## Information given
<<<<

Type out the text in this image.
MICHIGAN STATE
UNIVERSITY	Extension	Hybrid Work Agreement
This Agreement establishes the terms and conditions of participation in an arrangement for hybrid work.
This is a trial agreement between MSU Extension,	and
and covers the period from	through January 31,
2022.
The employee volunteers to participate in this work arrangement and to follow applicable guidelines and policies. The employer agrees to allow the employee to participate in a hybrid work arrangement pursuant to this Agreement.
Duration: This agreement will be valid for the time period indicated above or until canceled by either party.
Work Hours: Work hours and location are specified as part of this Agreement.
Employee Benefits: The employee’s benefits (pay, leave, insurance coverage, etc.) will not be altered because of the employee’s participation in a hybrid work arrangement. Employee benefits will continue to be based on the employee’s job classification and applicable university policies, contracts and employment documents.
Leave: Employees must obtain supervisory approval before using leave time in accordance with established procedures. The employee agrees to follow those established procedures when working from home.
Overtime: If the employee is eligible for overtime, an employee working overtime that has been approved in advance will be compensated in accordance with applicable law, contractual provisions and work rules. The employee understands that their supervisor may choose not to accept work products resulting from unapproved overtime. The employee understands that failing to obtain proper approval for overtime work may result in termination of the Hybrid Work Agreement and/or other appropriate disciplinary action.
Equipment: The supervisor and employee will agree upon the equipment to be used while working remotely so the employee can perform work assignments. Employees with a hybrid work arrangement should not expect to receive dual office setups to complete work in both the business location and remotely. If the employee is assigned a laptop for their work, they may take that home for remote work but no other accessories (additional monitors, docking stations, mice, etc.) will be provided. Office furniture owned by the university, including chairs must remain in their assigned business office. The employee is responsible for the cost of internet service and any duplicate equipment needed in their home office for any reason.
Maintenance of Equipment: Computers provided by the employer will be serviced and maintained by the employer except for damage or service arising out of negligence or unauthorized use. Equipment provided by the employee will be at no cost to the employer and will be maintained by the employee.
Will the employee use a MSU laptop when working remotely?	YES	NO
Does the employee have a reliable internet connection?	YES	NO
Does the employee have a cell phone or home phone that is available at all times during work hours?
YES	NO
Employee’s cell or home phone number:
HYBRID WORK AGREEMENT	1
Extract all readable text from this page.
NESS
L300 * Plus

>>>>

## Written problem
Lines containing the string "location" are to be selected and copied.

## Answer in full
Work Hours: Work hours and location are specified as part of this Agreement.
Equipment: The supervisor and employee will agree upon the equipment to be used while working remotely so the employee can perform work assignments. Employees with a hybrid work arrangement should not expect to receive dual office setups to complete work in both the business location and remotely. If the employee is assigned a laptop for their work, they may take that home for remote work but no other accessories (additional monitors, docking stations, mice, etc.) will be provided. Office furniture owned by the university, including chairs must remain in their assigned business office. The employee is responsible for the cost of internet service and any duplicate equipment needed in their home office for any reason.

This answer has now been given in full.